▸ **Given problem**:
List all lines in the material below that contain "circle".

-- start Data excerpts --

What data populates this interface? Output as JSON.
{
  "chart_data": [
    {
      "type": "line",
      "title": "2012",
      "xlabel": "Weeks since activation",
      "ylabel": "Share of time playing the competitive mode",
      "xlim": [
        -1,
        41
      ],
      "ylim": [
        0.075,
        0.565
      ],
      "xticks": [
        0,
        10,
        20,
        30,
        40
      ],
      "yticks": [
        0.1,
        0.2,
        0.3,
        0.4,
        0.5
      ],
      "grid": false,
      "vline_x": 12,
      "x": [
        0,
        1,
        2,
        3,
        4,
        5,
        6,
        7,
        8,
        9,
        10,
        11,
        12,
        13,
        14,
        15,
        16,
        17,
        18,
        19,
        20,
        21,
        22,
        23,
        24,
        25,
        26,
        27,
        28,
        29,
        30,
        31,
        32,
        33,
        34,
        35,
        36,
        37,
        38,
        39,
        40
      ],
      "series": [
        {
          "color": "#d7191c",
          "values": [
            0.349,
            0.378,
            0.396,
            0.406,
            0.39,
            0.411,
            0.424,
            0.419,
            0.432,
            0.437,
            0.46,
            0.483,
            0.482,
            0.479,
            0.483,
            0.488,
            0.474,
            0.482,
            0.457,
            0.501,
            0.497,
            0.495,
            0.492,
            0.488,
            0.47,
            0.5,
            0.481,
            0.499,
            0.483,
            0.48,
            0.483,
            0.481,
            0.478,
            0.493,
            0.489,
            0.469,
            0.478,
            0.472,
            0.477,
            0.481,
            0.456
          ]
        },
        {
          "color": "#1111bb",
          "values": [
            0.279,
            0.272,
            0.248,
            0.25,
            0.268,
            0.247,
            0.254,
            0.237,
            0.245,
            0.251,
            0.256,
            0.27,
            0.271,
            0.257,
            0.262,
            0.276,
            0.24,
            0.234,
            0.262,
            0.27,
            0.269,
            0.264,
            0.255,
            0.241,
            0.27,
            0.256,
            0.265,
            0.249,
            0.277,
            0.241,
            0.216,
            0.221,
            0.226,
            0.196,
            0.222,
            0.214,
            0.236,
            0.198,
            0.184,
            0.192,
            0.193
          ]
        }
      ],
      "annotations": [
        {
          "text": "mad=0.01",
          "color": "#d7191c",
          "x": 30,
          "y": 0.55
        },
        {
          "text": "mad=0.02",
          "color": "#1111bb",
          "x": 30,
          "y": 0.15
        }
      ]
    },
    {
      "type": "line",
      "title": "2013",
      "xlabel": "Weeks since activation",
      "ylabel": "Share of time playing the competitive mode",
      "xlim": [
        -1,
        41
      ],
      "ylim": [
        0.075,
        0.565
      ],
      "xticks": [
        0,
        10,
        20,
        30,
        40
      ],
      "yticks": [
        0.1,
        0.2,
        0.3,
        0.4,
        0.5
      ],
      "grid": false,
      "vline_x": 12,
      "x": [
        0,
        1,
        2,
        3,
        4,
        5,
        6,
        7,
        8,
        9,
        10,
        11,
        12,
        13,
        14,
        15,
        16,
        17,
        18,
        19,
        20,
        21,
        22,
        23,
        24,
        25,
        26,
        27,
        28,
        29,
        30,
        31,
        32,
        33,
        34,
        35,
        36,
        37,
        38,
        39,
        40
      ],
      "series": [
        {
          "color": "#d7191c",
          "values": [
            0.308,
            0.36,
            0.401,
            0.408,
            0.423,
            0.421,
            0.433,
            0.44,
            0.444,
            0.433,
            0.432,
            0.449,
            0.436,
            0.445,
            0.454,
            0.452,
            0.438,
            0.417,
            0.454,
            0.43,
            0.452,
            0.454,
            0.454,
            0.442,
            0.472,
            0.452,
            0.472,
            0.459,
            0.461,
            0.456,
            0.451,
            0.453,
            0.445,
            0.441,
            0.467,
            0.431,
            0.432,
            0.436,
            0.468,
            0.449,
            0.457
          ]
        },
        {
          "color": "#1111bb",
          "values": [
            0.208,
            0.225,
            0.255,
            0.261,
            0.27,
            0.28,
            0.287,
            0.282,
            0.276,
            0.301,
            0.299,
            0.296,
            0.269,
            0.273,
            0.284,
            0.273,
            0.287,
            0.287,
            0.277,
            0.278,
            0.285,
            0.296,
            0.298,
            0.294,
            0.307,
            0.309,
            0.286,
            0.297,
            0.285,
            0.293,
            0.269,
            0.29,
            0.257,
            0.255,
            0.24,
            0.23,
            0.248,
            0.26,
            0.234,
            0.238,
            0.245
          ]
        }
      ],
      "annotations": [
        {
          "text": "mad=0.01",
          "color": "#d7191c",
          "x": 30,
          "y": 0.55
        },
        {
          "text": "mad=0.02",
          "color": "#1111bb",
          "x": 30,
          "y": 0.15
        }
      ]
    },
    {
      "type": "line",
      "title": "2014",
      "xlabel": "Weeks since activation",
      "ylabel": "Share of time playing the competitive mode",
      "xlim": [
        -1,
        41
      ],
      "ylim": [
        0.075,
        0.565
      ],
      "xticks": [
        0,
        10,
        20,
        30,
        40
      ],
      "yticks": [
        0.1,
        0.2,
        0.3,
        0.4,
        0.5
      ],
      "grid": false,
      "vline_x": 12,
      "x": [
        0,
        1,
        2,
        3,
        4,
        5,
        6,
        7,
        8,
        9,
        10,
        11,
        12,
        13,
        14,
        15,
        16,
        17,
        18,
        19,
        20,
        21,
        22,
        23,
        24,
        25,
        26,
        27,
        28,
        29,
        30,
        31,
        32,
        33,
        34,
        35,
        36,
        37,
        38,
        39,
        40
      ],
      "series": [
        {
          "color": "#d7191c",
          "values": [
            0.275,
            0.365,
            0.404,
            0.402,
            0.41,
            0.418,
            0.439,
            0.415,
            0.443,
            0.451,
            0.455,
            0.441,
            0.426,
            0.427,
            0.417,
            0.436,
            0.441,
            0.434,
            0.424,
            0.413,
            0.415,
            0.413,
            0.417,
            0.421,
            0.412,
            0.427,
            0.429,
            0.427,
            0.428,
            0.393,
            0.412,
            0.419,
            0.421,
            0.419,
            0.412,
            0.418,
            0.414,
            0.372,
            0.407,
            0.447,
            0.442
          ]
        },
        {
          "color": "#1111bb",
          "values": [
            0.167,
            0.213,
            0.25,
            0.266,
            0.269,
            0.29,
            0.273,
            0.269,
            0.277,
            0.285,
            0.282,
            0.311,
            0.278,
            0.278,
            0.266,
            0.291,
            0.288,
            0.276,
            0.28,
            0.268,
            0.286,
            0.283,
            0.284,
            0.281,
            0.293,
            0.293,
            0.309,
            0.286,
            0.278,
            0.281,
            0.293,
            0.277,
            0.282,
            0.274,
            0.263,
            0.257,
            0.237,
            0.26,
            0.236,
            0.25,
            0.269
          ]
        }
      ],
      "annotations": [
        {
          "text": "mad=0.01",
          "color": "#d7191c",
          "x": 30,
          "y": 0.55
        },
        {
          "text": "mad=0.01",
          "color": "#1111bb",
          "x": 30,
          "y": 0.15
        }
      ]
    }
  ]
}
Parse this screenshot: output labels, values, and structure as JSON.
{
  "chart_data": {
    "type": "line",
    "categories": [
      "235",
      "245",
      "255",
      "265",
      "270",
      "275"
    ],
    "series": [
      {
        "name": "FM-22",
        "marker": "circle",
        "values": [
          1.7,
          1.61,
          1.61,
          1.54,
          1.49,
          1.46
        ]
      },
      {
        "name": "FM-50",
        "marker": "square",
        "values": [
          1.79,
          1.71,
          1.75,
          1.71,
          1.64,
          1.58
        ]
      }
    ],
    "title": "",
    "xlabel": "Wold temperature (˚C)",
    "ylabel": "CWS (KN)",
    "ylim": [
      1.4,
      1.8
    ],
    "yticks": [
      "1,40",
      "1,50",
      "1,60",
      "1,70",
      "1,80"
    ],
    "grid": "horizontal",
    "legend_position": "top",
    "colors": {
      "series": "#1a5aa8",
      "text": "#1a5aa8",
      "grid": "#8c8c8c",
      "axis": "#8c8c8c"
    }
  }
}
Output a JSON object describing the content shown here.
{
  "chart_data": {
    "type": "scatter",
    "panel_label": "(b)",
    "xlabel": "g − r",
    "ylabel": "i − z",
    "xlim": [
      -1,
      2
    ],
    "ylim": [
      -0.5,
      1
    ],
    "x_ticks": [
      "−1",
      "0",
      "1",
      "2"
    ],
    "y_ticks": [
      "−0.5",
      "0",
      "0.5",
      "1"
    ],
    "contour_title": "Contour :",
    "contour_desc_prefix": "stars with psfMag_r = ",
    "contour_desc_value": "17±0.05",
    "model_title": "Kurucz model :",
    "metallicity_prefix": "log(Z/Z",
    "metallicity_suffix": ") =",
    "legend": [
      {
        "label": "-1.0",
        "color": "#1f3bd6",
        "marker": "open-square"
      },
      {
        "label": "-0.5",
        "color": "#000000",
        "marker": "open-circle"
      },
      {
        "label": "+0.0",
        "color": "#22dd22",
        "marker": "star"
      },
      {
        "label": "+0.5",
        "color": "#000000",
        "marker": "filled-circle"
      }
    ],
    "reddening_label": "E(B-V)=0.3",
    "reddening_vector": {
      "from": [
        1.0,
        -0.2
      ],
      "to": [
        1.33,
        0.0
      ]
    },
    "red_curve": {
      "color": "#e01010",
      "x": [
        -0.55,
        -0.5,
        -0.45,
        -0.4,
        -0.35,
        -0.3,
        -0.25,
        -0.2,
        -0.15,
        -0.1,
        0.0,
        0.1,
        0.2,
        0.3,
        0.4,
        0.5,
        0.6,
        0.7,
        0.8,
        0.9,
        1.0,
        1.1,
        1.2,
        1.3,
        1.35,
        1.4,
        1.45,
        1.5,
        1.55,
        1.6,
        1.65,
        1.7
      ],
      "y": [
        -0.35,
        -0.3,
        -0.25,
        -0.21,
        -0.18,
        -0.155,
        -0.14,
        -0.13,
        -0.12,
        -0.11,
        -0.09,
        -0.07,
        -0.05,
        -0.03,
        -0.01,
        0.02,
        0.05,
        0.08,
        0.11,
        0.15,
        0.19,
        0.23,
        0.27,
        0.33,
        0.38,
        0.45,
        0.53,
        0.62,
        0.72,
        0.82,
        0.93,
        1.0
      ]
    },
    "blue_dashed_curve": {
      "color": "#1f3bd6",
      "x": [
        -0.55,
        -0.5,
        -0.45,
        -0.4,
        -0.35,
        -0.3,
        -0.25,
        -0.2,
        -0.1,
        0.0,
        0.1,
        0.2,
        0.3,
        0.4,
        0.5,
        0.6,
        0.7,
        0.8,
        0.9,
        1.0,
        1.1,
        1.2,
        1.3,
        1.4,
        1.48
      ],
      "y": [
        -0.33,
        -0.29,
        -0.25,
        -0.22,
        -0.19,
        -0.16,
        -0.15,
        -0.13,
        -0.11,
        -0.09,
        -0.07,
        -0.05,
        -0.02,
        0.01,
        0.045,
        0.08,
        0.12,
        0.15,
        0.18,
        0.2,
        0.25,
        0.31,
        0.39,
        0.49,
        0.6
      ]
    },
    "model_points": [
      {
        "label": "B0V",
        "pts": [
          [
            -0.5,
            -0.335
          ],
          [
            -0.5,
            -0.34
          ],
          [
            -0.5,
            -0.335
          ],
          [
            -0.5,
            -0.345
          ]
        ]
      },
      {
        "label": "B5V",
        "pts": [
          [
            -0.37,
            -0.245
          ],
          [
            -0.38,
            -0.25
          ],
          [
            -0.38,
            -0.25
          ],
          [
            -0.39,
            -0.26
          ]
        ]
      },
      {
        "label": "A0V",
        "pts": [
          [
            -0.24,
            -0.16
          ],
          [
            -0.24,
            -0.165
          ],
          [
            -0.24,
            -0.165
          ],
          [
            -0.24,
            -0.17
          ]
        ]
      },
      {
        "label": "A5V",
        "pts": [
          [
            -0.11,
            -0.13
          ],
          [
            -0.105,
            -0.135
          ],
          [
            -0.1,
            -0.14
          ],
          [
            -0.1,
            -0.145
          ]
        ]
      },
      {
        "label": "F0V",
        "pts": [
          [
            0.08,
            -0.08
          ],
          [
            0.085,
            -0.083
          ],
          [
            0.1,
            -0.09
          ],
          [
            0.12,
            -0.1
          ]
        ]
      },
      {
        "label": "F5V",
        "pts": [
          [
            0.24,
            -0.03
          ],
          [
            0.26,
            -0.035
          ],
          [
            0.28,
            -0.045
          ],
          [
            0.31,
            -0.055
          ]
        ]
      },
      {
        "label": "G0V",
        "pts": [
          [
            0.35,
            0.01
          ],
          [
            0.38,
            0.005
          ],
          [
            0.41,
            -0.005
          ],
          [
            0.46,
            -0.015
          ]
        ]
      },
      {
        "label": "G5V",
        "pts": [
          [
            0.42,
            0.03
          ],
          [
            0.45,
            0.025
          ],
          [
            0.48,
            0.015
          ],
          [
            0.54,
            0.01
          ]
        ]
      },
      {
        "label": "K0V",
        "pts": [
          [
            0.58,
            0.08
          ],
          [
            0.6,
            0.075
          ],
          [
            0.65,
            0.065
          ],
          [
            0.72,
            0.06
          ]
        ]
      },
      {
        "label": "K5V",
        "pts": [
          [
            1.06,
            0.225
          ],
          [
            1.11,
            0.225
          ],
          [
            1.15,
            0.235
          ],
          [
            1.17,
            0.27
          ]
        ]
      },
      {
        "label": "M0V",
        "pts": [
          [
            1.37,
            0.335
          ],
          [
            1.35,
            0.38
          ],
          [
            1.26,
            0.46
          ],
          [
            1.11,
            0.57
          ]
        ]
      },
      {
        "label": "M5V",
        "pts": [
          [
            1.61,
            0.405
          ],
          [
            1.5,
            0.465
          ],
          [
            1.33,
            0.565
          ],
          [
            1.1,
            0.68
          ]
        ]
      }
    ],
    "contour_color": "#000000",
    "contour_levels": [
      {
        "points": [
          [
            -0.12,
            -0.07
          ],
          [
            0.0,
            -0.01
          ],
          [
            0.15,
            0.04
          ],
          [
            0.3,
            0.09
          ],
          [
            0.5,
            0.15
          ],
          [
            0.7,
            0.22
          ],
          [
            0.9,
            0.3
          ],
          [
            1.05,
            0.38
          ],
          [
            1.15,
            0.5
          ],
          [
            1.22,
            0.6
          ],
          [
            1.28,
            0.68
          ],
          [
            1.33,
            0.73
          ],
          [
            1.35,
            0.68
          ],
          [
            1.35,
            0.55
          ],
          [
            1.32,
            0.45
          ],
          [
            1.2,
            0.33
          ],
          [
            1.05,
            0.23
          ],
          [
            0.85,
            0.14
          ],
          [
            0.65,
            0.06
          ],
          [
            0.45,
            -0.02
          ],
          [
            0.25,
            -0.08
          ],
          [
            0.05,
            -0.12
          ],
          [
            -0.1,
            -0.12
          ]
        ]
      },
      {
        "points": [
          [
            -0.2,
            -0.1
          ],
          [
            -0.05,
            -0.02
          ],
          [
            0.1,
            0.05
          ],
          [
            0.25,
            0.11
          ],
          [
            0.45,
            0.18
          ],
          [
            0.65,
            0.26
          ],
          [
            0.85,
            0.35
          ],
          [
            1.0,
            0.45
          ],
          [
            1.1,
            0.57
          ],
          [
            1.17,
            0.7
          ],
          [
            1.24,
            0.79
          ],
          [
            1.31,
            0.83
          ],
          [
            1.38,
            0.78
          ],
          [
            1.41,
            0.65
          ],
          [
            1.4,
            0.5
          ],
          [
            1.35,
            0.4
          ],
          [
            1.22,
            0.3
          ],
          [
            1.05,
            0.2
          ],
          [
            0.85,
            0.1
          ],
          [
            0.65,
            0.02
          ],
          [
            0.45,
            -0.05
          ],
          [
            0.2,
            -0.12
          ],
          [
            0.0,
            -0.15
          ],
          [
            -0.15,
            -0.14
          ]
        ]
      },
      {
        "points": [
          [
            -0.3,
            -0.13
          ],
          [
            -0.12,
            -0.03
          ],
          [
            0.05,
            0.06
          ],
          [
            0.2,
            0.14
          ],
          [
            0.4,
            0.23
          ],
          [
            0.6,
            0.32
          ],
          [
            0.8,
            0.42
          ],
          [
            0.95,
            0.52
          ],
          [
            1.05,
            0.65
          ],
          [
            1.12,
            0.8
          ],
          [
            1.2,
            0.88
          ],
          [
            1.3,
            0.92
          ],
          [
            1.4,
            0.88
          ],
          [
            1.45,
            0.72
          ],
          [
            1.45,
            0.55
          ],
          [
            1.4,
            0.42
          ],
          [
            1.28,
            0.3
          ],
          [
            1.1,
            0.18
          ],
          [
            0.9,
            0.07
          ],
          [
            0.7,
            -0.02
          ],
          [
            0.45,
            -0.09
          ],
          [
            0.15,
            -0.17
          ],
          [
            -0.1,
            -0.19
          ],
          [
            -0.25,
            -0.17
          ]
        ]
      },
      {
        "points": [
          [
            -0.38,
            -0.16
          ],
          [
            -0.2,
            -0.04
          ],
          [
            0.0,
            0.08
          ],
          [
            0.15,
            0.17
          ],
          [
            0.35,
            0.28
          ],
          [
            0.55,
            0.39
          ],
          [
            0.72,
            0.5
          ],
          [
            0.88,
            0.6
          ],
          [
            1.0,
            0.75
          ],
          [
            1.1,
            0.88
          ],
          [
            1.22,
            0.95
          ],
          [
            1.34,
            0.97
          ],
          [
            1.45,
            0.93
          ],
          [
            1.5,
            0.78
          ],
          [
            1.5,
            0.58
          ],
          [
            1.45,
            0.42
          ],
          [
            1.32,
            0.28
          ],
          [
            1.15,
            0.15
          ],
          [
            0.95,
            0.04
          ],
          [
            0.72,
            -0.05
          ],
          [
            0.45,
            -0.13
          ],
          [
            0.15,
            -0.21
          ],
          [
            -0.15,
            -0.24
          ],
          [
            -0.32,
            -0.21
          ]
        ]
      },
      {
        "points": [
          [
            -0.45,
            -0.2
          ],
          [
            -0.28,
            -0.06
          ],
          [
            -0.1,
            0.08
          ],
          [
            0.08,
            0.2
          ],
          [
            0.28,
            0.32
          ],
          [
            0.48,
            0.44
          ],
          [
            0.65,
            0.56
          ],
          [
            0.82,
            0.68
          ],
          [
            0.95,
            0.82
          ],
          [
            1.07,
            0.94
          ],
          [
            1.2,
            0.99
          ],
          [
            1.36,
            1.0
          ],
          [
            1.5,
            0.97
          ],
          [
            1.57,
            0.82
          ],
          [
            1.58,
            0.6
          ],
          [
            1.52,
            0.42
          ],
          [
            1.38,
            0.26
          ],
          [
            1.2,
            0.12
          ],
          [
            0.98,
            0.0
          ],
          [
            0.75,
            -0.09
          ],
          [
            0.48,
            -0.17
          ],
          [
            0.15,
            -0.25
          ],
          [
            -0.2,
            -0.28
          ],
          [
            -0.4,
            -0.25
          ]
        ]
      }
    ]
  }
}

-- end Data excerpts --

▸ **Completed task**:
        "marker": "circle",
        "marker": "open-circle"
        "marker": "filled-circle"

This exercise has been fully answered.